• GOAL OF THE EXERCISE:
A line counts if it contains the string "title"; say how many such lines there are, giving only the number.

* start *

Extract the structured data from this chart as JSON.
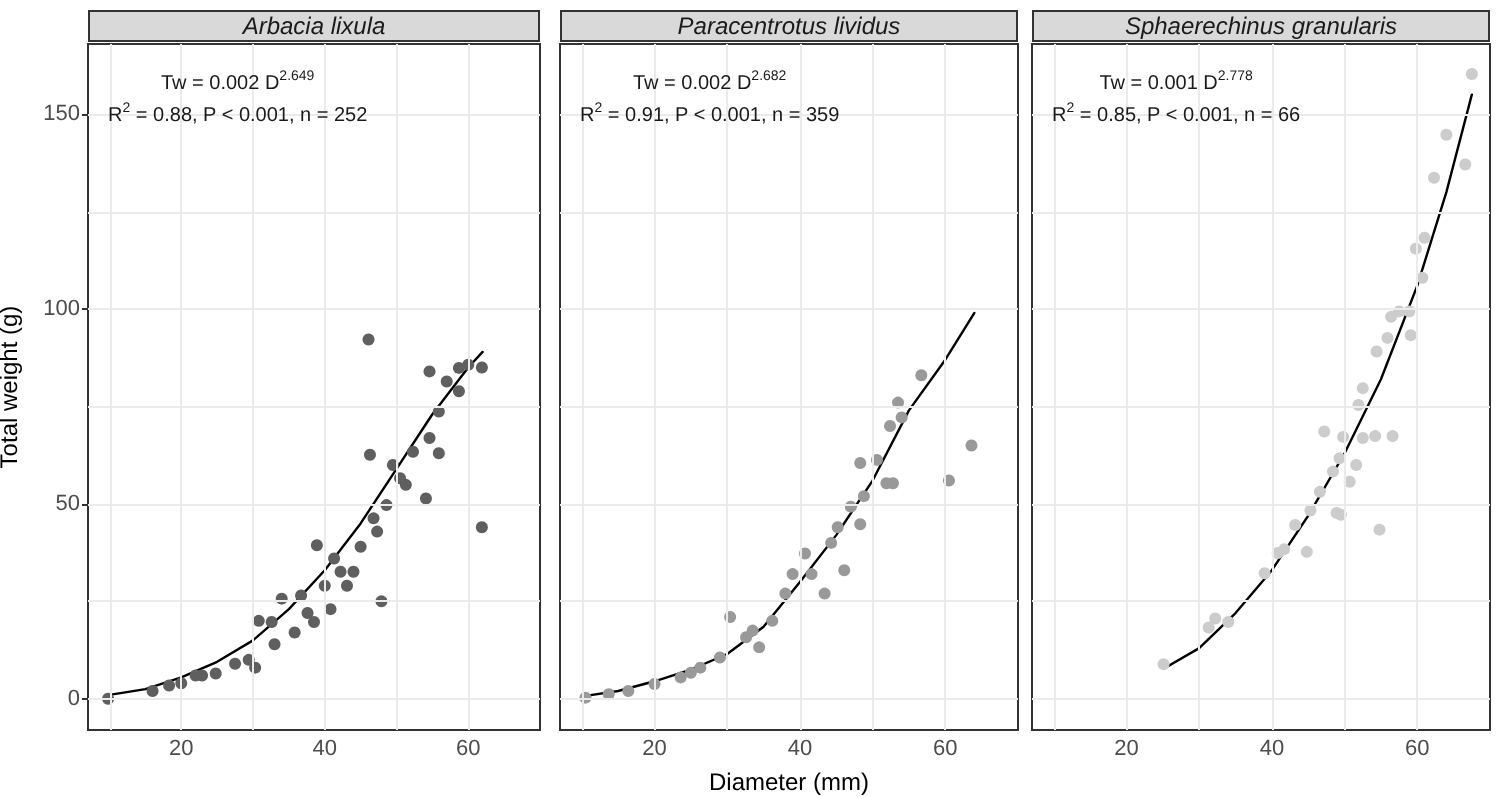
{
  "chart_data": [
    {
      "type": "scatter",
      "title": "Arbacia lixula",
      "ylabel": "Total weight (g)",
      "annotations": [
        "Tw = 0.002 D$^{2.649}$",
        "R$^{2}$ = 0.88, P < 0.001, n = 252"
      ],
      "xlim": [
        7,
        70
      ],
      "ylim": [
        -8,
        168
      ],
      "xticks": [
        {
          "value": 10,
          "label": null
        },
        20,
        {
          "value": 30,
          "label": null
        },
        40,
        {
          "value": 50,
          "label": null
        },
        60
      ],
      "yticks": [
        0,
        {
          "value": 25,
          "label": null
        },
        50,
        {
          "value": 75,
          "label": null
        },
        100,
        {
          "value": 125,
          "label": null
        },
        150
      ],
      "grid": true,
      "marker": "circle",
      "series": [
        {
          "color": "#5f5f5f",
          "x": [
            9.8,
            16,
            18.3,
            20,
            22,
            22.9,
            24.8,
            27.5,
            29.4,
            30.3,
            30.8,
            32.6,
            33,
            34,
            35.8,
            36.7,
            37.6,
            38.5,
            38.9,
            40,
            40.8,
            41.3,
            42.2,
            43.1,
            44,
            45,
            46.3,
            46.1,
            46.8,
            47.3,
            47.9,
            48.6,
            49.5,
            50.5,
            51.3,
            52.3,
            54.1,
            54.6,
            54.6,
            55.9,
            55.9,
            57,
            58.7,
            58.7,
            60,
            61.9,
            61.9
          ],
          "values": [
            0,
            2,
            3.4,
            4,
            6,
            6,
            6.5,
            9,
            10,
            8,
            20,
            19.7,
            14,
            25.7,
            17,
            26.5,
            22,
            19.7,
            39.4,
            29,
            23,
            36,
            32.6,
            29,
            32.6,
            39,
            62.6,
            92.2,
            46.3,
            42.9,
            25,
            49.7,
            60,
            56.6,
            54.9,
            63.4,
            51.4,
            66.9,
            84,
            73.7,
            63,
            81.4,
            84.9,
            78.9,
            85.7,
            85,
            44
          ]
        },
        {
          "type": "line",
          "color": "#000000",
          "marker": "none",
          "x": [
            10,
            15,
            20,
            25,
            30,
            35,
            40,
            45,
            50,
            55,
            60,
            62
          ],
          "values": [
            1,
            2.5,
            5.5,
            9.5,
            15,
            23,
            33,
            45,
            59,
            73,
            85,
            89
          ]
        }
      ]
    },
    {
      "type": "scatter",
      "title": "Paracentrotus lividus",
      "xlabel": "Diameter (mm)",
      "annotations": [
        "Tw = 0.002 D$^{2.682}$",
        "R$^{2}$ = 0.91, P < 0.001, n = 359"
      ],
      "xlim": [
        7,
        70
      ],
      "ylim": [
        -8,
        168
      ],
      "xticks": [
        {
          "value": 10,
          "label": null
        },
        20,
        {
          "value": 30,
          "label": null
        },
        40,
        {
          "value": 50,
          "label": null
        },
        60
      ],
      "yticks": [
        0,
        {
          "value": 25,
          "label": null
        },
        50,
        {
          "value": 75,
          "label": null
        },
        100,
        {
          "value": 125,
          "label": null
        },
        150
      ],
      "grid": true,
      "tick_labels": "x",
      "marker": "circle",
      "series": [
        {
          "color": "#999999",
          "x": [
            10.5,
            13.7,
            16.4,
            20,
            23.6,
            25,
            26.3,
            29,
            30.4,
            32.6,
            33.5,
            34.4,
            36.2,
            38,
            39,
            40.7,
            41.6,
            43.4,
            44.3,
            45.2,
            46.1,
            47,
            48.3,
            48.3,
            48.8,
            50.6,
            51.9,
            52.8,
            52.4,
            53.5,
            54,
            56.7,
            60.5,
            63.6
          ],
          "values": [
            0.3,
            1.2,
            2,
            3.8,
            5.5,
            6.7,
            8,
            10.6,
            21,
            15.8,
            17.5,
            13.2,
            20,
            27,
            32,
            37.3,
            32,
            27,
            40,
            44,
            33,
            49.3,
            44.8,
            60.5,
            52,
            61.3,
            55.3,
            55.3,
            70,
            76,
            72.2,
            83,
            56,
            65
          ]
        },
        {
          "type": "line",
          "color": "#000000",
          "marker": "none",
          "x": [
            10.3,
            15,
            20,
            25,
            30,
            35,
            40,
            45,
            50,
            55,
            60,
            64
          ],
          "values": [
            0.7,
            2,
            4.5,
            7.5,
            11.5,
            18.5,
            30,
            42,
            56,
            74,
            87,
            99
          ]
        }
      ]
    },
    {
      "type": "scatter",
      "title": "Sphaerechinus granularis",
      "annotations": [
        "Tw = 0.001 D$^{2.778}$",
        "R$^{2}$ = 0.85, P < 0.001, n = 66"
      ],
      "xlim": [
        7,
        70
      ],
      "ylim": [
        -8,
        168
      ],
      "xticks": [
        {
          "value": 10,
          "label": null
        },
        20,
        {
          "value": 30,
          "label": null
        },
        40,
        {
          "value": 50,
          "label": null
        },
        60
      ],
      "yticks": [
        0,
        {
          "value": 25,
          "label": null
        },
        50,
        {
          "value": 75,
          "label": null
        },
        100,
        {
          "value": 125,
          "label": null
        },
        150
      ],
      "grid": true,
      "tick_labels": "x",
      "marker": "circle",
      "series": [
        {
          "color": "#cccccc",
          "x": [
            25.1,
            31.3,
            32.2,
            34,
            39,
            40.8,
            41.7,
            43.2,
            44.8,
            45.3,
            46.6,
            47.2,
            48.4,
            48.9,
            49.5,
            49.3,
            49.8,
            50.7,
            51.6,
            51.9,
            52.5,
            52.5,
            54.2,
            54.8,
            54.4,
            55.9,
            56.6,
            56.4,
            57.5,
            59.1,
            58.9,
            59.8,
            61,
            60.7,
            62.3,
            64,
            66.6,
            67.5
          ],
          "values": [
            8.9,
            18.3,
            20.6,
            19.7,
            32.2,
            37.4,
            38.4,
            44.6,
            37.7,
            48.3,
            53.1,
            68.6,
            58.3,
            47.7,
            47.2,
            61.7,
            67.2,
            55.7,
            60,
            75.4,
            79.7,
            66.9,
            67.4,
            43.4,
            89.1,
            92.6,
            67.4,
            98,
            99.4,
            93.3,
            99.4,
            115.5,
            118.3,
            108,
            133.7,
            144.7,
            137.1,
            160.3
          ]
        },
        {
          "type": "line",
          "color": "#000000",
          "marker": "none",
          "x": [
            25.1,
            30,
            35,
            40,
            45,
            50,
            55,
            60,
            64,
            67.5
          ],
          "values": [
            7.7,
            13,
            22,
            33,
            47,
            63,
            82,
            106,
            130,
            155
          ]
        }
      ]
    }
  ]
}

* end *
* start *

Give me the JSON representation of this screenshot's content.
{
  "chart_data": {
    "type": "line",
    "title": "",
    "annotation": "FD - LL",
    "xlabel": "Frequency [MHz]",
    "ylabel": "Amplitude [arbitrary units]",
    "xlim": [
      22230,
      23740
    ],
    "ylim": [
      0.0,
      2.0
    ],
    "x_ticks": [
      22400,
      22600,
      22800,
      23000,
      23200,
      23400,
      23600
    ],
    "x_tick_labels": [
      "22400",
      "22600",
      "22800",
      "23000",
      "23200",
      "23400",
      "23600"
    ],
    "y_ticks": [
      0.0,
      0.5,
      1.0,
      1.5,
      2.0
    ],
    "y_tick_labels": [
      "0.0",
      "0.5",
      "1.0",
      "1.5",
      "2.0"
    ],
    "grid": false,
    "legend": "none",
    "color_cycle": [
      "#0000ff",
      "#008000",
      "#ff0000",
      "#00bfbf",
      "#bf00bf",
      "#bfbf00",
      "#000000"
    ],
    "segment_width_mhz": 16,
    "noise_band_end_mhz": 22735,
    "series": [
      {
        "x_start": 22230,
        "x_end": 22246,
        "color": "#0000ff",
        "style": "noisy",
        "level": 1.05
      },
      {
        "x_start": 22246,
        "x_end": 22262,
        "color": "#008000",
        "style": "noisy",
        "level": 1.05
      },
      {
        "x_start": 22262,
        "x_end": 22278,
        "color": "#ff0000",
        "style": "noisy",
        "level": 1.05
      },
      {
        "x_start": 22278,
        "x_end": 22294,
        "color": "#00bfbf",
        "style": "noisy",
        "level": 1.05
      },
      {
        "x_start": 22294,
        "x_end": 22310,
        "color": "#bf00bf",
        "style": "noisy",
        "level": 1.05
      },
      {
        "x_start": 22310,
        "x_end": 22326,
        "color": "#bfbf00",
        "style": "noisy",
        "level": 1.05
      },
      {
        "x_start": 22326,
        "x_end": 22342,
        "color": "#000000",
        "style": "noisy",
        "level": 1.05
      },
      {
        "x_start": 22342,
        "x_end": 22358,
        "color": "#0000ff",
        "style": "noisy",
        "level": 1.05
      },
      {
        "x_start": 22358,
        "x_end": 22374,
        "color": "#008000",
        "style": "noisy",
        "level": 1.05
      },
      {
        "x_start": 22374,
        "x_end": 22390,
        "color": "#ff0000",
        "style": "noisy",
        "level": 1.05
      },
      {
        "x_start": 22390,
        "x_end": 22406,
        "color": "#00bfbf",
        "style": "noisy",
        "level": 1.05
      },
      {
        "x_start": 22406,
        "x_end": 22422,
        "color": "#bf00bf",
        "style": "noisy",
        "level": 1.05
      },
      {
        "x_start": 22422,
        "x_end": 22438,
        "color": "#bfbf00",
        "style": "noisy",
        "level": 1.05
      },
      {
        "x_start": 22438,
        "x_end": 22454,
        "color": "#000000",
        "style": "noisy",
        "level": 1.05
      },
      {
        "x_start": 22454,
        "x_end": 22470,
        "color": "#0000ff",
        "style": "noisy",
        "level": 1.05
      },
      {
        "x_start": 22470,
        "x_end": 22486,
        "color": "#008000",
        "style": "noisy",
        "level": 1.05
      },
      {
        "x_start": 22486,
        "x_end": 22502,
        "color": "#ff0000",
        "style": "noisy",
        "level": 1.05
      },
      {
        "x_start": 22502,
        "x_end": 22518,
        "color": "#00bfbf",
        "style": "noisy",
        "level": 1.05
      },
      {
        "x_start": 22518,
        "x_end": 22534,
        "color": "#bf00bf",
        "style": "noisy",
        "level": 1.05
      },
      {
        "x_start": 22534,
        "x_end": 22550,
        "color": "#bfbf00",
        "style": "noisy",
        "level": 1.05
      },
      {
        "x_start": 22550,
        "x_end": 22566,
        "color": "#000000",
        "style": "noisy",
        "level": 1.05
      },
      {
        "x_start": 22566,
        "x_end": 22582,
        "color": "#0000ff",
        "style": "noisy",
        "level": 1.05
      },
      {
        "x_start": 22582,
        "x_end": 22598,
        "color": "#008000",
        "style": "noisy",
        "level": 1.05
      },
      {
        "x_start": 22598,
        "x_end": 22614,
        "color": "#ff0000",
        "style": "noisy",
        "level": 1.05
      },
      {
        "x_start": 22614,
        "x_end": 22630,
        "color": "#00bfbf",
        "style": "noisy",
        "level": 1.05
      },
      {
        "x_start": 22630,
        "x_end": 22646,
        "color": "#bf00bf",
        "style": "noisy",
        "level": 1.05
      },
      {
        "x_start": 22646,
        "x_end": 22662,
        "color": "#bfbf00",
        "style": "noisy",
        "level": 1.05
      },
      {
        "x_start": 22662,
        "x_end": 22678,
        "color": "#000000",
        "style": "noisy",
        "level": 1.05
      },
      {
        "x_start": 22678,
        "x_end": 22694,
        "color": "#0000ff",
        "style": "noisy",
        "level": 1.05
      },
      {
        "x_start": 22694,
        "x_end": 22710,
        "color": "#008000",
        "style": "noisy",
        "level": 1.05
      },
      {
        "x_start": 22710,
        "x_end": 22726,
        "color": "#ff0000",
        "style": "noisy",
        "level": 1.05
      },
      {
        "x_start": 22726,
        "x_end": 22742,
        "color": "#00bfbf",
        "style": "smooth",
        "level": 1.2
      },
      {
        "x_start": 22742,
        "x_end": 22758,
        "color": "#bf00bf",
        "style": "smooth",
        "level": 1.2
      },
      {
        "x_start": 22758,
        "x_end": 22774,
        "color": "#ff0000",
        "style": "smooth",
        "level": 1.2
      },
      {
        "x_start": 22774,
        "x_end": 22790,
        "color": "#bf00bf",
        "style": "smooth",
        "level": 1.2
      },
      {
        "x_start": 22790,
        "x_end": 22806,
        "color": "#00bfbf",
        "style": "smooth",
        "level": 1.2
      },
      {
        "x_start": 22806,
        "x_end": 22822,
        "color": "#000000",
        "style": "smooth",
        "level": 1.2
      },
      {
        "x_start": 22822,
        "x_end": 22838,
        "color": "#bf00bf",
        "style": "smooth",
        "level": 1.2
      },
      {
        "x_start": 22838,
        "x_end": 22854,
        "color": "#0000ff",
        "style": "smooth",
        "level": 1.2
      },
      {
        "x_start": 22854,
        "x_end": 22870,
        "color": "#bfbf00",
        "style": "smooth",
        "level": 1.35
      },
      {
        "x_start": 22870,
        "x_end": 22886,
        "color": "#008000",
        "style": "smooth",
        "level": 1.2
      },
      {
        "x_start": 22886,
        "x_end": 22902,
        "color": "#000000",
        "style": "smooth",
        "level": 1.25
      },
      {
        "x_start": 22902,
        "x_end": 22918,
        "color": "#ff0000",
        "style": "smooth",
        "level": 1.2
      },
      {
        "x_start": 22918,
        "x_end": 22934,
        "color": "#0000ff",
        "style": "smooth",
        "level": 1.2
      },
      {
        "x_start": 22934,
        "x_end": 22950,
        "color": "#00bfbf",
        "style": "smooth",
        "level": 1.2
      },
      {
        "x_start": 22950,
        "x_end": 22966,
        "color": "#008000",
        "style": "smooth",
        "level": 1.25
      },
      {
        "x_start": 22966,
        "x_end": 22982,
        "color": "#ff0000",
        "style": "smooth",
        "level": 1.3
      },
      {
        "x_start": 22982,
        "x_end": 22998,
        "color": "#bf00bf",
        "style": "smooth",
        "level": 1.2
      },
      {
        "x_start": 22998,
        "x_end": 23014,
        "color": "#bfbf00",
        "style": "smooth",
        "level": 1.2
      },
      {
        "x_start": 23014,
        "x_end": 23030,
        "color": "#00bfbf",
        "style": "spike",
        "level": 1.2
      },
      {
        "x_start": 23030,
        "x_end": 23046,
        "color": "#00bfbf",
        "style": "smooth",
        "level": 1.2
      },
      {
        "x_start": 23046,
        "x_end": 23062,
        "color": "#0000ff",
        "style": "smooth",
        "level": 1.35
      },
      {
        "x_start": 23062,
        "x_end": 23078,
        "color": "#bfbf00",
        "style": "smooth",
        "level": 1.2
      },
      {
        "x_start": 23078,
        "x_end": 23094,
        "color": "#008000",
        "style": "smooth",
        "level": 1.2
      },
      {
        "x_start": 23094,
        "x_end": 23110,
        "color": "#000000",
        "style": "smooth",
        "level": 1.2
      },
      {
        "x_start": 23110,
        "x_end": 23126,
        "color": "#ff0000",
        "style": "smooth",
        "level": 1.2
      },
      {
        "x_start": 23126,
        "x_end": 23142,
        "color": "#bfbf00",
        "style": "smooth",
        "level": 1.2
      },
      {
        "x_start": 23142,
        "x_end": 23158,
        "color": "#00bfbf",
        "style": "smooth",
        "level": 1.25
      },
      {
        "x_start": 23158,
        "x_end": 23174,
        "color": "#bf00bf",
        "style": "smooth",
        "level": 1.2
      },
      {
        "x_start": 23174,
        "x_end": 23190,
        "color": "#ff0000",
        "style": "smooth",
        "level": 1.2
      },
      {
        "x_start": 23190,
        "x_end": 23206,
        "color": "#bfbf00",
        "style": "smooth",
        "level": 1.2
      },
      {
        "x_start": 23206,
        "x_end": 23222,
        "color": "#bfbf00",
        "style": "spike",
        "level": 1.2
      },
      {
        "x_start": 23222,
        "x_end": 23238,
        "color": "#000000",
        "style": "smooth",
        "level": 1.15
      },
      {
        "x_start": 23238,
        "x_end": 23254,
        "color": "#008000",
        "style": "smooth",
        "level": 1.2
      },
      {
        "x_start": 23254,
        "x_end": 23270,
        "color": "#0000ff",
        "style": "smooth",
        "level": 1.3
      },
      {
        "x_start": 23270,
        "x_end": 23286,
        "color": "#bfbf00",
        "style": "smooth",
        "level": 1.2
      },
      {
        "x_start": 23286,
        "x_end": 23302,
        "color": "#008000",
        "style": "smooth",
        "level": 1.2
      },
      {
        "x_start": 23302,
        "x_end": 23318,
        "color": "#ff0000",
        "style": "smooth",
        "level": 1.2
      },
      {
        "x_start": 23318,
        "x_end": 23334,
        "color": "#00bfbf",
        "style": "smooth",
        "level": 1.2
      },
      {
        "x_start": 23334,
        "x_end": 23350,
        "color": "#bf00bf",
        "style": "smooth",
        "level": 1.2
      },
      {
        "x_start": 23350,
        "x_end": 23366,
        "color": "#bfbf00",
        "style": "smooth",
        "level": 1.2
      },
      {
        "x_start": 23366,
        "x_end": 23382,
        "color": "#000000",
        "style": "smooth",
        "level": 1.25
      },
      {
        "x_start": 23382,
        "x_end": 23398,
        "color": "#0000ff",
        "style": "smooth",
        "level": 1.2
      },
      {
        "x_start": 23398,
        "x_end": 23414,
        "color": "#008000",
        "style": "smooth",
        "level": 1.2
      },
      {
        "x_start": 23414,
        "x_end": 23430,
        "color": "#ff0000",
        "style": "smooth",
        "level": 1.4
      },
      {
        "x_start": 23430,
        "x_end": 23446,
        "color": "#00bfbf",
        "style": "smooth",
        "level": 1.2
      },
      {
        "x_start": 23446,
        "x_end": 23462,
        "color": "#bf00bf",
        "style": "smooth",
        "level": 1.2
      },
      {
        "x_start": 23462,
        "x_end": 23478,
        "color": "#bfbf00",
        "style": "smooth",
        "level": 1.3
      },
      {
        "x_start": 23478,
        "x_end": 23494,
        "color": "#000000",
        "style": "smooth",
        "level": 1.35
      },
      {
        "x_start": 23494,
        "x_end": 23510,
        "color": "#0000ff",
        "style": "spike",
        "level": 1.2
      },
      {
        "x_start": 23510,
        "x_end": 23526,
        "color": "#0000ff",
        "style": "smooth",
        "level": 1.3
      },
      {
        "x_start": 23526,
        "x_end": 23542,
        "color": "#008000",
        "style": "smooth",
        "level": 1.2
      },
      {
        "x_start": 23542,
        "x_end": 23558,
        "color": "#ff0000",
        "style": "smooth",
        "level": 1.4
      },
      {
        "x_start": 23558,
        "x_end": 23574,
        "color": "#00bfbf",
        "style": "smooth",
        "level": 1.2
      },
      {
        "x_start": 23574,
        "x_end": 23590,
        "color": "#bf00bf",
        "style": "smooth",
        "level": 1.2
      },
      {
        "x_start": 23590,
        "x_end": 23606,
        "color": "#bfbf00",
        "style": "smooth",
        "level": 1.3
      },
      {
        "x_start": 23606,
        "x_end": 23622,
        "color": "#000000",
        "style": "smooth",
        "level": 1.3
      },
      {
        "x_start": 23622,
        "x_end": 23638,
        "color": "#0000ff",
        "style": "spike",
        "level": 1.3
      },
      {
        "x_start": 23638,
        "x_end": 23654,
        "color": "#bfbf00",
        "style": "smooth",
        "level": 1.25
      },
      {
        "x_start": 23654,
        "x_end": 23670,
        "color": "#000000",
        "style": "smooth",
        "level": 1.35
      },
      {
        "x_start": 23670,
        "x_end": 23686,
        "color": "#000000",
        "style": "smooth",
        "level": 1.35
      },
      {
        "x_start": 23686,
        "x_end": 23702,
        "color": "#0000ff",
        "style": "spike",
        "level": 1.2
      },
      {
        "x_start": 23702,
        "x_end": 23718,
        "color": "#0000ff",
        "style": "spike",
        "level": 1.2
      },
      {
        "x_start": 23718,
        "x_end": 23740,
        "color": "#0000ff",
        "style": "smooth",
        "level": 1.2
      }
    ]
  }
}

* end *

• FINAL RESULT:
4